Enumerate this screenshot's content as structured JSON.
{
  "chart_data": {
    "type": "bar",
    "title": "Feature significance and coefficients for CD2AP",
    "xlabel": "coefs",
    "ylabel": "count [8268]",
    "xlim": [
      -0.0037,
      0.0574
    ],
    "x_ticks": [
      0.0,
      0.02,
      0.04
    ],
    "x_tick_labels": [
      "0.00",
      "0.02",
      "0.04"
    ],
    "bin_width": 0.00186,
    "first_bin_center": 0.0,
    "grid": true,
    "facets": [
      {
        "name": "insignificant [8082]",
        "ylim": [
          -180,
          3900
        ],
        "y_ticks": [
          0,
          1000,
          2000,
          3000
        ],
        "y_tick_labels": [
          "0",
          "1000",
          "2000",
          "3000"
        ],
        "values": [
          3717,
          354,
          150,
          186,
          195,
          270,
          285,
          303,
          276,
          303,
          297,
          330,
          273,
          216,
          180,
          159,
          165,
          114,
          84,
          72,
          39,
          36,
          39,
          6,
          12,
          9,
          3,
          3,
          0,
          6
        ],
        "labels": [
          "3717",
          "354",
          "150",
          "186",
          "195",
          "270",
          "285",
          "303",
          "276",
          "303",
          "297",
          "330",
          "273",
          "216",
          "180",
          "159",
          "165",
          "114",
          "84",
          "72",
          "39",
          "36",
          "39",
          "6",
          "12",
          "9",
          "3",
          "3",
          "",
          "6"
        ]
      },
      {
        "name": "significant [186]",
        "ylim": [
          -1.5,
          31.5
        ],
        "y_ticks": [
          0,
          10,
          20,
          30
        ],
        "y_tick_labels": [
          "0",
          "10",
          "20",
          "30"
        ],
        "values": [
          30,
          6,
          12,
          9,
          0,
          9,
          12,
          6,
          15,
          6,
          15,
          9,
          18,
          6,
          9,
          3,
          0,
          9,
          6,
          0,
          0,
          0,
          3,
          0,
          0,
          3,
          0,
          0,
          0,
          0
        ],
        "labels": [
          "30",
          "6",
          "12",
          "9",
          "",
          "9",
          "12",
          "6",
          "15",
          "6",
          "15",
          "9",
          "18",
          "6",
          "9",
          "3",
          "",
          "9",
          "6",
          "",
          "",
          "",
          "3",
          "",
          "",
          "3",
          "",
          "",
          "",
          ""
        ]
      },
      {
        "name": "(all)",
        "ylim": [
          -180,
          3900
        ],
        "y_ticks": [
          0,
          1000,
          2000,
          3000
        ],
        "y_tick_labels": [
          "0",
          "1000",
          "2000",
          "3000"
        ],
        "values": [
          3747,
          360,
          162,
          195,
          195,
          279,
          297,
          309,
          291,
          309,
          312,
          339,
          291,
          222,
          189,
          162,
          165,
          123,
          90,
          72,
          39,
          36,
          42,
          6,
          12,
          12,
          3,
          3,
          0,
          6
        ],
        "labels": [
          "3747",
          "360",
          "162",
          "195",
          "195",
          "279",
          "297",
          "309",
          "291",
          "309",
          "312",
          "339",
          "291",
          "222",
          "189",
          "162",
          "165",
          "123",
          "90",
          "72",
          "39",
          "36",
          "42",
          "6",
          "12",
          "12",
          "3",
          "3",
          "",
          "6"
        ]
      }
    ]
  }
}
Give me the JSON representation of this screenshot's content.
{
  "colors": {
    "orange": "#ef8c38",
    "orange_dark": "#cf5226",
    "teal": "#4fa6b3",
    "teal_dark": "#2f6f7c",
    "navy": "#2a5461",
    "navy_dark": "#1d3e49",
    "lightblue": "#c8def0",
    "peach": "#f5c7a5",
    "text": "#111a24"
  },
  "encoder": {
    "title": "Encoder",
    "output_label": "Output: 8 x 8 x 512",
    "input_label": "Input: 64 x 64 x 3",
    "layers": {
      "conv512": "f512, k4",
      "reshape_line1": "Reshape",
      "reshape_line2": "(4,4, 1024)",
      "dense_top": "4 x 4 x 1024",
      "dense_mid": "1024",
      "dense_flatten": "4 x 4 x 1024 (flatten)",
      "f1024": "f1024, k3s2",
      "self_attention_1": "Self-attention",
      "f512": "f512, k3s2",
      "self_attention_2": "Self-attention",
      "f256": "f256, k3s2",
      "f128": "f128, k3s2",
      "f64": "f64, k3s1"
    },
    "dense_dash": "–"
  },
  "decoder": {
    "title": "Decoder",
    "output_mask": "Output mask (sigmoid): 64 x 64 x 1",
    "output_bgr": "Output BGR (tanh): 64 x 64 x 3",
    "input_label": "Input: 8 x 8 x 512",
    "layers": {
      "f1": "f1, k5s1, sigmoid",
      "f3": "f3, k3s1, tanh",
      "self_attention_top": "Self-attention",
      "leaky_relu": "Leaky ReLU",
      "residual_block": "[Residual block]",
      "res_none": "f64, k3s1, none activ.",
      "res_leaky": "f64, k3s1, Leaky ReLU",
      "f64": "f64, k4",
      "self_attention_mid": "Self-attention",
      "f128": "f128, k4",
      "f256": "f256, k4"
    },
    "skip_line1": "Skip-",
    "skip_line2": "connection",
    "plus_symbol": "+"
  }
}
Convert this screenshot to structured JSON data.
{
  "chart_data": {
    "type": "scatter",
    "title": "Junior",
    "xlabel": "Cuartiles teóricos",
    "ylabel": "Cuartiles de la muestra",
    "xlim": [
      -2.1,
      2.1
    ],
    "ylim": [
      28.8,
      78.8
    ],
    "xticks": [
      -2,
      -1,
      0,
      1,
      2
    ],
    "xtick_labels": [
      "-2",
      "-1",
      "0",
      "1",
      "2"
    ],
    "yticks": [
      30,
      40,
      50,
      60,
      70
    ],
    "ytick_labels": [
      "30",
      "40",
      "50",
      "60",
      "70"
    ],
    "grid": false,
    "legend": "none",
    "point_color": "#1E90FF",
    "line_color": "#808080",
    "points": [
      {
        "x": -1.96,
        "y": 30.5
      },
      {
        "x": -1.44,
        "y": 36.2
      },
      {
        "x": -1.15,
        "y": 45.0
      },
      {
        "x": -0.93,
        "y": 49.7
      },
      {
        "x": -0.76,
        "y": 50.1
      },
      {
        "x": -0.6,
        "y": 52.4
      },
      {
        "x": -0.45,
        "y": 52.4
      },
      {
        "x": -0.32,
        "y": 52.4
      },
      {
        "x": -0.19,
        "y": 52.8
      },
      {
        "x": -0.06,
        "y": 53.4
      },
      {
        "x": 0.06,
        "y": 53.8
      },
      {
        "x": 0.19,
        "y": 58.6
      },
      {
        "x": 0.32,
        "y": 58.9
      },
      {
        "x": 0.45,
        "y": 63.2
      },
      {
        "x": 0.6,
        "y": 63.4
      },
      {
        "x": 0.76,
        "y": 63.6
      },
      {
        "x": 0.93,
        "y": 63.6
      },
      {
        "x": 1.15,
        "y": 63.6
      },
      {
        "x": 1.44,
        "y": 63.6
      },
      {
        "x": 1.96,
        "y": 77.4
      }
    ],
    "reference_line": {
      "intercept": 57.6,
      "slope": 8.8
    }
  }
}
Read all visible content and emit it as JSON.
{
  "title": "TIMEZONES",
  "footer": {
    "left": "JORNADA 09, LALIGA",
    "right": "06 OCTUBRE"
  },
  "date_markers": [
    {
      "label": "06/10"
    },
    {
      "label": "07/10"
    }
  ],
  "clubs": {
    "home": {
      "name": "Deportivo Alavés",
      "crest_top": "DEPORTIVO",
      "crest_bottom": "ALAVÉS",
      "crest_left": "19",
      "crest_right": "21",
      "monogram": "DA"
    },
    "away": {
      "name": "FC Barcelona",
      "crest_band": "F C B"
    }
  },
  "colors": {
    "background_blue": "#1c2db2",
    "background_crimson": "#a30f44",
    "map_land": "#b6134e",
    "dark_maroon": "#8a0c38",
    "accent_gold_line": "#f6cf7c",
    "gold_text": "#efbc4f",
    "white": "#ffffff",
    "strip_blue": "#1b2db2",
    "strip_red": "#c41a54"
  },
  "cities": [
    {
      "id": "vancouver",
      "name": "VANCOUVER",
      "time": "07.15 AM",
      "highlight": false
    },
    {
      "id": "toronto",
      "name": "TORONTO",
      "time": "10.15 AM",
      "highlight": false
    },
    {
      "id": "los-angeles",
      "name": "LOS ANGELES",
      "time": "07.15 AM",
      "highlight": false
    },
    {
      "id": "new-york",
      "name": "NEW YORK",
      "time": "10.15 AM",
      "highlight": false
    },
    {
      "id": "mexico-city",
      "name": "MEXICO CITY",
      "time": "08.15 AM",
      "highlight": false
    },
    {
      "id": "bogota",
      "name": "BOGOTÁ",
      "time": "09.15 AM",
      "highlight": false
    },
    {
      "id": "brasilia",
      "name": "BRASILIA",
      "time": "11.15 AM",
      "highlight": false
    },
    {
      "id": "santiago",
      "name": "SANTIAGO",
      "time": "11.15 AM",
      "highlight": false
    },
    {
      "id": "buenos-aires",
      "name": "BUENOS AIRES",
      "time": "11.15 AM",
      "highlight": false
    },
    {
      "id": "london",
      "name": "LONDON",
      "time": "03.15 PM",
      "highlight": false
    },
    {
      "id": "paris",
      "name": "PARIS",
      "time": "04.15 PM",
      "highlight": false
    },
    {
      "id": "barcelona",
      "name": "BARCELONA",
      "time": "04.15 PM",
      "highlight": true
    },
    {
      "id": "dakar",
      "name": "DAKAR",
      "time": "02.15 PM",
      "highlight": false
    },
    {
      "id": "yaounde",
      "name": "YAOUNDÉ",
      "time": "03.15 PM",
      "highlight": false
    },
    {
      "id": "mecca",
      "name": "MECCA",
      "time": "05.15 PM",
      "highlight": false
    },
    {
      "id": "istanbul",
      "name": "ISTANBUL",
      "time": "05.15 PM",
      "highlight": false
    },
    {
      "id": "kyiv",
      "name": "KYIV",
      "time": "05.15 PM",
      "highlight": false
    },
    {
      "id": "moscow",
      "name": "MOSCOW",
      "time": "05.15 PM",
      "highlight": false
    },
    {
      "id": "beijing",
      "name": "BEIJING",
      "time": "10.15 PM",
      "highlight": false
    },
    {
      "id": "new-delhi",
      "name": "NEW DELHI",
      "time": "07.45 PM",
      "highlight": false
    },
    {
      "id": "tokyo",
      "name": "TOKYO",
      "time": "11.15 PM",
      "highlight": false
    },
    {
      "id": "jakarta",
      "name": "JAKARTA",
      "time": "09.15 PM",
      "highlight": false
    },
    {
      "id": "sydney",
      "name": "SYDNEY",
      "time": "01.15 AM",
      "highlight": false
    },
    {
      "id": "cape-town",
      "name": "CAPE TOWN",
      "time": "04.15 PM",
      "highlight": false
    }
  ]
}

----

— Request —
Copy every line of the material in which the word "tanh" occurs.

— Exercise answer —
    "output_bgr": "Output BGR (tanh): 64 x 64 x 3",
      "f3": "f3, k3s1, tanh",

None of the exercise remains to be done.